WHAT YOU NEED TO DO: Can you quote exactly the stretch of lines from the one with "Enumerate this screenshot's" through the final line of the material, both ends included?

RECORDS FOR THIS TASK:
++++++++++
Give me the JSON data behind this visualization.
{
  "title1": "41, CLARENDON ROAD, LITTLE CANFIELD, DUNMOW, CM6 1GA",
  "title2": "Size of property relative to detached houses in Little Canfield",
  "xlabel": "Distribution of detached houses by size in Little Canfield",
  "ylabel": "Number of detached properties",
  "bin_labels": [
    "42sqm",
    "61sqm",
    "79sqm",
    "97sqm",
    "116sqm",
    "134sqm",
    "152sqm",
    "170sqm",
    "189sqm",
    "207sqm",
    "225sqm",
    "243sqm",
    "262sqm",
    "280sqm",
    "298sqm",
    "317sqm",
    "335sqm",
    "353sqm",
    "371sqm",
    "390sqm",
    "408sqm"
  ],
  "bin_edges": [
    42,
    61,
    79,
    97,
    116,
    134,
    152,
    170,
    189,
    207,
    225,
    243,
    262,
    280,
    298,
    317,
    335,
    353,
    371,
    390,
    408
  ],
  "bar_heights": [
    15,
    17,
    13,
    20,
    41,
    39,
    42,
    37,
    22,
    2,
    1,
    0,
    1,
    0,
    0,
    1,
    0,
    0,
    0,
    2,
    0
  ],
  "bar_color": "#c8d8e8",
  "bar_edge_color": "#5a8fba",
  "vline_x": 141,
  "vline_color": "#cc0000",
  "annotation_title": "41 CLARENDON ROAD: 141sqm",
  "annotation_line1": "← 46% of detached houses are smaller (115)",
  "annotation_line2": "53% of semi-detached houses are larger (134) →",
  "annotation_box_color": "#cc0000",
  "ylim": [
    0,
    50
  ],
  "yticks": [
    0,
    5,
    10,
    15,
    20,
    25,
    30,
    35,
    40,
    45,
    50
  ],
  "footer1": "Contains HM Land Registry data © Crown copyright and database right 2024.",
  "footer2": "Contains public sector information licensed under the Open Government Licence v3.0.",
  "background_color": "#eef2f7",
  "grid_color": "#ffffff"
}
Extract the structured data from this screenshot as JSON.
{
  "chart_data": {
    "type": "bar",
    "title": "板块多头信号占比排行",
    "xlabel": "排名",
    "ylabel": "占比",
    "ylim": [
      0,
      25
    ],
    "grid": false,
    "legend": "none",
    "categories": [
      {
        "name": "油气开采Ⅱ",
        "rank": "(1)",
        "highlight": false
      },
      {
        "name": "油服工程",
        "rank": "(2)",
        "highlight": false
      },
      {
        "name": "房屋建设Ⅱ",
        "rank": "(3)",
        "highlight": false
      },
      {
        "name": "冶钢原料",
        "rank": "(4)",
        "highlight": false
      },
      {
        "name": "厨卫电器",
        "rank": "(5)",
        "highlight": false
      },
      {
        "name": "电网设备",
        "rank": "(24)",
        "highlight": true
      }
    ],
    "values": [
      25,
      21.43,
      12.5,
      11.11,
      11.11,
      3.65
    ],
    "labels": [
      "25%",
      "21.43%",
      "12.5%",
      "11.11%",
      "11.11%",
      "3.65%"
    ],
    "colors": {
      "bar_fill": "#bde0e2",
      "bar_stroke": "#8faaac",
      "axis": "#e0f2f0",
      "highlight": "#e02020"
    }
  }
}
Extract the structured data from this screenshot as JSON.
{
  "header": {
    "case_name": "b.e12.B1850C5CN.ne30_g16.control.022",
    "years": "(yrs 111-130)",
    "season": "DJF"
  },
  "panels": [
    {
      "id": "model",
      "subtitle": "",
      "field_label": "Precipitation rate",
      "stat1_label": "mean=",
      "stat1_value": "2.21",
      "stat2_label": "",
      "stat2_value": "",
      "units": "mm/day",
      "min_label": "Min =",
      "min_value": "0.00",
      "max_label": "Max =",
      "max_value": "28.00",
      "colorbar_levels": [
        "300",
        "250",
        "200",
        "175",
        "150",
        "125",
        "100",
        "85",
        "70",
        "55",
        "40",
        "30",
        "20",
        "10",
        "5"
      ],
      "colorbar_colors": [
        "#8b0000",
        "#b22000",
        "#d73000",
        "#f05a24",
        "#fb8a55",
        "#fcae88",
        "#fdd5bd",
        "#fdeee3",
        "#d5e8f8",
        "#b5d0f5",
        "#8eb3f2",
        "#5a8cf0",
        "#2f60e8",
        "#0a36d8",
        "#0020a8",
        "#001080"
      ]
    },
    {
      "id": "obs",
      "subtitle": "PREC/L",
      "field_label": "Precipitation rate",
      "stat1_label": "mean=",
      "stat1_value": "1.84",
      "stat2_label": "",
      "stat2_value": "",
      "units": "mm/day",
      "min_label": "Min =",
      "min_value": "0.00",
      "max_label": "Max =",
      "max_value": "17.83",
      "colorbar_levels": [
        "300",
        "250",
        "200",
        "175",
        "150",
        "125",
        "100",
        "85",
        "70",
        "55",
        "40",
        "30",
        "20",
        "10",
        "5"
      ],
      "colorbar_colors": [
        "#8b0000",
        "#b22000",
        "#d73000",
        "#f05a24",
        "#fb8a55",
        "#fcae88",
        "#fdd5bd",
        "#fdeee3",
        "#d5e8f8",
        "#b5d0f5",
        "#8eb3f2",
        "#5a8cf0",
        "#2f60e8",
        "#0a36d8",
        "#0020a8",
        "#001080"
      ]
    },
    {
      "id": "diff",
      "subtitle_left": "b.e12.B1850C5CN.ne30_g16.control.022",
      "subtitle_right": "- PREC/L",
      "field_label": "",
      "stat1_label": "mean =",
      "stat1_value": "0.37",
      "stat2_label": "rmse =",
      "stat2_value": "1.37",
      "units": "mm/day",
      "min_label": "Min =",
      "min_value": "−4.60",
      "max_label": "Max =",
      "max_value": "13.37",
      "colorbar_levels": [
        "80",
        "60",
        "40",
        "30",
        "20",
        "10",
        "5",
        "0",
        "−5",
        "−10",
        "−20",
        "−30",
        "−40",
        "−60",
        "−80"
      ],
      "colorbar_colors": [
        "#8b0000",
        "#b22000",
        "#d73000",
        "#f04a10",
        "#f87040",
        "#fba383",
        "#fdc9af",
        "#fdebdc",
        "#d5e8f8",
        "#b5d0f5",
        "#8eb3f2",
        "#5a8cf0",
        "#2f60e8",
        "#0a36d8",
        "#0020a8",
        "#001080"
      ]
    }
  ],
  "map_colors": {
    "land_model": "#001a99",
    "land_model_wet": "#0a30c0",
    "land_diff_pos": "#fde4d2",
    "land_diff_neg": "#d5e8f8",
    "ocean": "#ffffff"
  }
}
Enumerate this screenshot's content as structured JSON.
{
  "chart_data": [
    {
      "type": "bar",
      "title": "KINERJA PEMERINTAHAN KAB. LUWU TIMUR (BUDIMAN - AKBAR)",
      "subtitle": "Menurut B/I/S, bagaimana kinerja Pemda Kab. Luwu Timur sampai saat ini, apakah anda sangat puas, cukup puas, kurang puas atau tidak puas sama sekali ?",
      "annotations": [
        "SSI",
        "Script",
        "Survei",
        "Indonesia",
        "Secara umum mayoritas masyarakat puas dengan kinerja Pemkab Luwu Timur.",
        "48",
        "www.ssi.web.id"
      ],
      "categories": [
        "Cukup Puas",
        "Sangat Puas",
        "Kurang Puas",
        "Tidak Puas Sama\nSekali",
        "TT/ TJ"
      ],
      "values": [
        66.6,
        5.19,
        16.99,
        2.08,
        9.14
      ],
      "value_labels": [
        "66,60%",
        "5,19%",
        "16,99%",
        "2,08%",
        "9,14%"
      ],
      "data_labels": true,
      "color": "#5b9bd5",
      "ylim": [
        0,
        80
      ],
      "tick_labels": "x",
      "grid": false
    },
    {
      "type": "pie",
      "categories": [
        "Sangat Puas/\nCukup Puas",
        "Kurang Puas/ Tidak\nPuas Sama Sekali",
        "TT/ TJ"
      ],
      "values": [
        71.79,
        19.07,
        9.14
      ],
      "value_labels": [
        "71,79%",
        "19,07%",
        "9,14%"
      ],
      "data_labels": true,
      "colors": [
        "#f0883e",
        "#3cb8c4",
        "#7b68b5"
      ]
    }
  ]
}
++++++++++
EXERCISE RESULT:
Enumerate this screenshot's content as structured JSON.
{
  "chart_data": [
    {
      "type": "bar",
      "title": "KINERJA PEMERINTAHAN KAB. LUWU TIMUR (BUDIMAN - AKBAR)",
      "subtitle": "Menurut B/I/S, bagaimana kinerja Pemda Kab. Luwu Timur sampai saat ini, apakah anda sangat puas, cukup puas, kurang puas atau tidak puas sama sekali ?",
      "annotations": [
        "SSI",
        "Script",
        "Survei",
        "Indonesia",
        "Secara umum mayoritas masyarakat puas dengan kinerja Pemkab Luwu Timur.",
        "48",
        "www.ssi.web.id"
      ],
      "categories": [
        "Cukup Puas",
        "Sangat Puas",
        "Kurang Puas",
        "Tidak Puas Sama\nSekali",
        "TT/ TJ"
      ],
      "values": [
        66.6,
        5.19,
        16.99,
        2.08,
        9.14
      ],
      "value_labels": [
        "66,60%",
        "5,19%",
        "16,99%",
        "2,08%",
        "9,14%"
      ],
      "data_labels": true,
      "color": "#5b9bd5",
      "ylim": [
        0,
        80
      ],
      "tick_labels": "x",
      "grid": false
    },
    {
      "type": "pie",
      "categories": [
        "Sangat Puas/\nCukup Puas",
        "Kurang Puas/ Tidak\nPuas Sama Sekali",
        "TT/ TJ"
      ],
      "values": [
        71.79,
        19.07,
        9.14
      ],
      "value_labels": [
        "71,79%",
        "19,07%",
        "9,14%"
      ],
      "data_labels": true,
      "colors": [
        "#f0883e",
        "#3cb8c4",
        "#7b68b5"
      ]
    }
  ]
}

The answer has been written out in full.